─── Material to process

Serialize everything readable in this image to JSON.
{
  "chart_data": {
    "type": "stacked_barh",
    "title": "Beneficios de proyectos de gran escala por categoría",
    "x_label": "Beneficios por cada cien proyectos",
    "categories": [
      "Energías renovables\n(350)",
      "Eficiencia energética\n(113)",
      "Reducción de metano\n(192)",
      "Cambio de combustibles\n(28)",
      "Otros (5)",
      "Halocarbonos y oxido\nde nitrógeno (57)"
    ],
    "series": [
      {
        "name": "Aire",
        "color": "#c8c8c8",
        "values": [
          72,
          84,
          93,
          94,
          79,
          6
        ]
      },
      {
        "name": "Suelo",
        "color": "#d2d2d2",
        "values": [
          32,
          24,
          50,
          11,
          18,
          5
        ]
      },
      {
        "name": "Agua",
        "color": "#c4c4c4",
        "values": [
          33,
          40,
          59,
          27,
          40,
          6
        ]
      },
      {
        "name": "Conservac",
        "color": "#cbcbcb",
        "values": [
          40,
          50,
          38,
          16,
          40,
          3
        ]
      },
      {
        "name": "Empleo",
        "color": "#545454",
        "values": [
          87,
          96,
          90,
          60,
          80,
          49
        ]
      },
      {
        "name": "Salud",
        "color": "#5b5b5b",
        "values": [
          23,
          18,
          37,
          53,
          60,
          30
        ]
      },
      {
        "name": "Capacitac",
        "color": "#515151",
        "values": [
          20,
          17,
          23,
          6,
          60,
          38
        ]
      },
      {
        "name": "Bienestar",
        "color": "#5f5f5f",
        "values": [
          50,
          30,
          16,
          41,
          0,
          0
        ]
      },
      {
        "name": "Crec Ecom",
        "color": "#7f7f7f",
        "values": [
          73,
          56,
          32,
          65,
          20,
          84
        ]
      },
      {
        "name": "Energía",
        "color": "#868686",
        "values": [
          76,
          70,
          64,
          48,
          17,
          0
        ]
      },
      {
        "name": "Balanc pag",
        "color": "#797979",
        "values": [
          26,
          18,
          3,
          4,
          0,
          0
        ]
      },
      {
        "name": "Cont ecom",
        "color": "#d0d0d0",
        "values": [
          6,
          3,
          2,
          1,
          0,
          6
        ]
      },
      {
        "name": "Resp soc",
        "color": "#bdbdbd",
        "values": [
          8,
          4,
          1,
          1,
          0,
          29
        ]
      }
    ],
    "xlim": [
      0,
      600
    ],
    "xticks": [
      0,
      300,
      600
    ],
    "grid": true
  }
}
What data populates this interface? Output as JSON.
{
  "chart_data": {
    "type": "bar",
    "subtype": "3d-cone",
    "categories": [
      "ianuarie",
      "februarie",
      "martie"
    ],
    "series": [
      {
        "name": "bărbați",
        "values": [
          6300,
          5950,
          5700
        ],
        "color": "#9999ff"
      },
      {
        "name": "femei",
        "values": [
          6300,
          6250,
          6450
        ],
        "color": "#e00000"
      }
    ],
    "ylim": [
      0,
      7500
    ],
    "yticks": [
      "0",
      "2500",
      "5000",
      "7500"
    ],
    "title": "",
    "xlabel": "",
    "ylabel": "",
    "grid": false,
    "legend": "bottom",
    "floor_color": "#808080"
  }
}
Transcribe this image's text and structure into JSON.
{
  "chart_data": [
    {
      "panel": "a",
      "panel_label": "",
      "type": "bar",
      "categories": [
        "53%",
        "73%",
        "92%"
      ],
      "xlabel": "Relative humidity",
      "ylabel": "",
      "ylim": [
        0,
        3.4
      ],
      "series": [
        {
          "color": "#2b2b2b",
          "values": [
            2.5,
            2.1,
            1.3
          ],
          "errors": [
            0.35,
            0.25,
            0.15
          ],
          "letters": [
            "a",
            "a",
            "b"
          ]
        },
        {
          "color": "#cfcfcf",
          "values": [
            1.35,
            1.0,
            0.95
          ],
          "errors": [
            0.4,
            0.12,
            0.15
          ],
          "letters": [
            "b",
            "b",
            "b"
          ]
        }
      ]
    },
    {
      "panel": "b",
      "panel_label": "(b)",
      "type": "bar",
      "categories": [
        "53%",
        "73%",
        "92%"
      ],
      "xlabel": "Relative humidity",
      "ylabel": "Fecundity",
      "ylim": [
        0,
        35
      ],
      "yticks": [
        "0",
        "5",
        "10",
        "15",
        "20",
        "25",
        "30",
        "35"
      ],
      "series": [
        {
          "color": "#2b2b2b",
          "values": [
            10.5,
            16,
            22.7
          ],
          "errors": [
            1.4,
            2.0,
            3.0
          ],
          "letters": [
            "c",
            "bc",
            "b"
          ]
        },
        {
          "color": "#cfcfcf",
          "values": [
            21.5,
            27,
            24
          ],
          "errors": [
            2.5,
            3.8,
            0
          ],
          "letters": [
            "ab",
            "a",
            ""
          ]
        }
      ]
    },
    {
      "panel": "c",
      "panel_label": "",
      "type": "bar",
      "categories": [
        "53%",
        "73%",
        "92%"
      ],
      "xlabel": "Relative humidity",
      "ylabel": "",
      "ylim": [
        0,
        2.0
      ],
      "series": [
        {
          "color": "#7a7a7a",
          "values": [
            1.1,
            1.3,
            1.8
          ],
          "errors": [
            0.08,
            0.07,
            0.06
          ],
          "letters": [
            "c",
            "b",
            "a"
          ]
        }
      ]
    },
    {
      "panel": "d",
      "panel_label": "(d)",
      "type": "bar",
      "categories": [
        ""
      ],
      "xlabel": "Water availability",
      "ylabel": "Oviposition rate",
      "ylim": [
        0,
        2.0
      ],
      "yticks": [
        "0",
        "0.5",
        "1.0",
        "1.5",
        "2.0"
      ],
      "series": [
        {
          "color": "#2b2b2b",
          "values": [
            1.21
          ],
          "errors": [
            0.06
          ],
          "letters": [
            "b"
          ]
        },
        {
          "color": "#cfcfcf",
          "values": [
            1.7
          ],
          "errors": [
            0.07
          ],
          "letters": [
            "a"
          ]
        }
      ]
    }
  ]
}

──────

◆ What is required
Each line of the listing above should be output exactly.

◆ Correct result
Serialize everything readable in this image to JSON.
{
  "chart_data": {
    "type": "stacked_barh",
    "title": "Beneficios de proyectos de gran escala por categoría",
    "x_label": "Beneficios por cada cien proyectos",
    "categories": [
      "Energías renovables\n(350)",
      "Eficiencia energética\n(113)",
      "Reducción de metano\n(192)",
      "Cambio de combustibles\n(28)",
      "Otros (5)",
      "Halocarbonos y oxido\nde nitrógeno (57)"
    ],
    "series": [
      {
        "name": "Aire",
        "color": "#c8c8c8",
        "values": [
          72,
          84,
          93,
          94,
          79,
          6
        ]
      },
      {
        "name": "Suelo",
        "color": "#d2d2d2",
        "values": [
          32,
          24,
          50,
          11,
          18,
          5
        ]
      },
      {
        "name": "Agua",
        "color": "#c4c4c4",
        "values": [
          33,
          40,
          59,
          27,
          40,
          6
        ]
      },
      {
        "name": "Conservac",
        "color": "#cbcbcb",
        "values": [
          40,
          50,
          38,
          16,
          40,
          3
        ]
      },
      {
        "name": "Empleo",
        "color": "#545454",
        "values": [
          87,
          96,
          90,
          60,
          80,
          49
        ]
      },
      {
        "name": "Salud",
        "color": "#5b5b5b",
        "values": [
          23,
          18,
          37,
          53,
          60,
          30
        ]
      },
      {
        "name": "Capacitac",
        "color": "#515151",
        "values": [
          20,
          17,
          23,
          6,
          60,
          38
        ]
      },
      {
        "name": "Bienestar",
        "color": "#5f5f5f",
        "values": [
          50,
          30,
          16,
          41,
          0,
          0
        ]
      },
      {
        "name": "Crec Ecom",
        "color": "#7f7f7f",
        "values": [
          73,
          56,
          32,
          65,
          20,
          84
        ]
      },
      {
        "name": "Energía",
        "color": "#868686",
        "values": [
          76,
          70,
          64,
          48,
          17,
          0
        ]
      },
      {
        "name": "Balanc pag",
        "color": "#797979",
        "values": [
          26,
          18,
          3,
          4,
          0,
          0
        ]
      },
      {
        "name": "Cont ecom",
        "color": "#d0d0d0",
        "values": [
          6,
          3,
          2,
          1,
          0,
          6
        ]
      },
      {
        "name": "Resp soc",
        "color": "#bdbdbd",
        "values": [
          8,
          4,
          1,
          1,
          0,
          29
        ]
      }
    ],
    "xlim": [
      0,
      600
    ],
    "xticks": [
      0,
      300,
      600
    ],
    "grid": true
  }
}
What data populates this interface? Output as JSON.
{
  "chart_data": {
    "type": "bar",
    "subtype": "3d-cone",
    "categories": [
      "ianuarie",
      "februarie",
      "martie"
    ],
    "series": [
      {
        "name": "bărbați",
        "values": [
          6300,
          5950,
          5700
        ],
        "color": "#9999ff"
      },
      {
        "name": "femei",
        "values": [
          6300,
          6250,
          6450
        ],
        "color": "#e00000"
      }
    ],
    "ylim": [
      0,
      7500
    ],
    "yticks": [
      "0",
      "2500",
      "5000",
      "7500"
    ],
    "title": "",
    "xlabel": "",
    "ylabel": "",
    "grid": false,
    "legend": "bottom",
    "floor_color": "#808080"
  }
}
Transcribe this image's text and structure into JSON.
{
  "chart_data": [
    {
      "panel": "a",
      "panel_label": "",
      "type": "bar",
      "categories": [
        "53%",
        "73%",
        "92%"
      ],
      "xlabel": "Relative humidity",
      "ylabel": "",
      "ylim": [
        0,
        3.4
      ],
      "series": [
        {
          "color": "#2b2b2b",
          "values": [
            2.5,
            2.1,
            1.3
          ],
          "errors": [
            0.35,
            0.25,
            0.15
          ],
          "letters": [
            "a",
            "a",
            "b"
          ]
        },
        {
          "color": "#cfcfcf",
          "values": [
            1.35,
            1.0,
            0.95
          ],
          "errors": [
            0.4,
            0.12,
            0.15
          ],
          "letters": [
            "b",
            "b",
            "b"
          ]
        }
      ]
    },
    {
      "panel": "b",
      "panel_label": "(b)",
      "type": "bar",
      "categories": [
        "53%",
        "73%",
        "92%"
      ],
      "xlabel": "Relative humidity",
      "ylabel": "Fecundity",
      "ylim": [
        0,
        35
      ],
      "yticks": [
        "0",
        "5",
        "10",
        "15",
        "20",
        "25",
        "30",
        "35"
      ],
      "series": [
        {
          "color": "#2b2b2b",
          "values": [
            10.5,
            16,
            22.7
          ],
          "errors": [
            1.4,
            2.0,
            3.0
          ],
          "letters": [
            "c",
            "bc",
            "b"
          ]
        },
        {
          "color": "#cfcfcf",
          "values": [
            21.5,
            27,
            24
          ],
          "errors": [
            2.5,
            3.8,
            0
          ],
          "letters": [
            "ab",
            "a",
            ""
          ]
        }
      ]
    },
    {
      "panel": "c",
      "panel_label": "",
      "type": "bar",
      "categories": [
        "53%",
        "73%",
        "92%"
      ],
      "xlabel": "Relative humidity",
      "ylabel": "",
      "ylim": [
        0,
        2.0
      ],
      "series": [
        {
          "color": "#7a7a7a",
          "values": [
            1.1,
            1.3,
            1.8
          ],
          "errors": [
            0.08,
            0.07,
            0.06
          ],
          "letters": [
            "c",
            "b",
            "a"
          ]
        }
      ]
    },
    {
      "panel": "d",
      "panel_label": "(d)",
      "type": "bar",
      "categories": [
        ""
      ],
      "xlabel": "Water availability",
      "ylabel": "Oviposition rate",
      "ylim": [
        0,
        2.0
      ],
      "yticks": [
        "0",
        "0.5",
        "1.0",
        "1.5",
        "2.0"
      ],
      "series": [
        {
          "color": "#2b2b2b",
          "values": [
            1.21
          ],
          "errors": [
            0.06
          ],
          "letters": [
            "b"
          ]
        },
        {
          "color": "#cfcfcf",
          "values": [
            1.7
          ],
          "errors": [
            0.07
          ],
          "letters": [
            "a"
          ]
        }
      ]
    }
  ]
}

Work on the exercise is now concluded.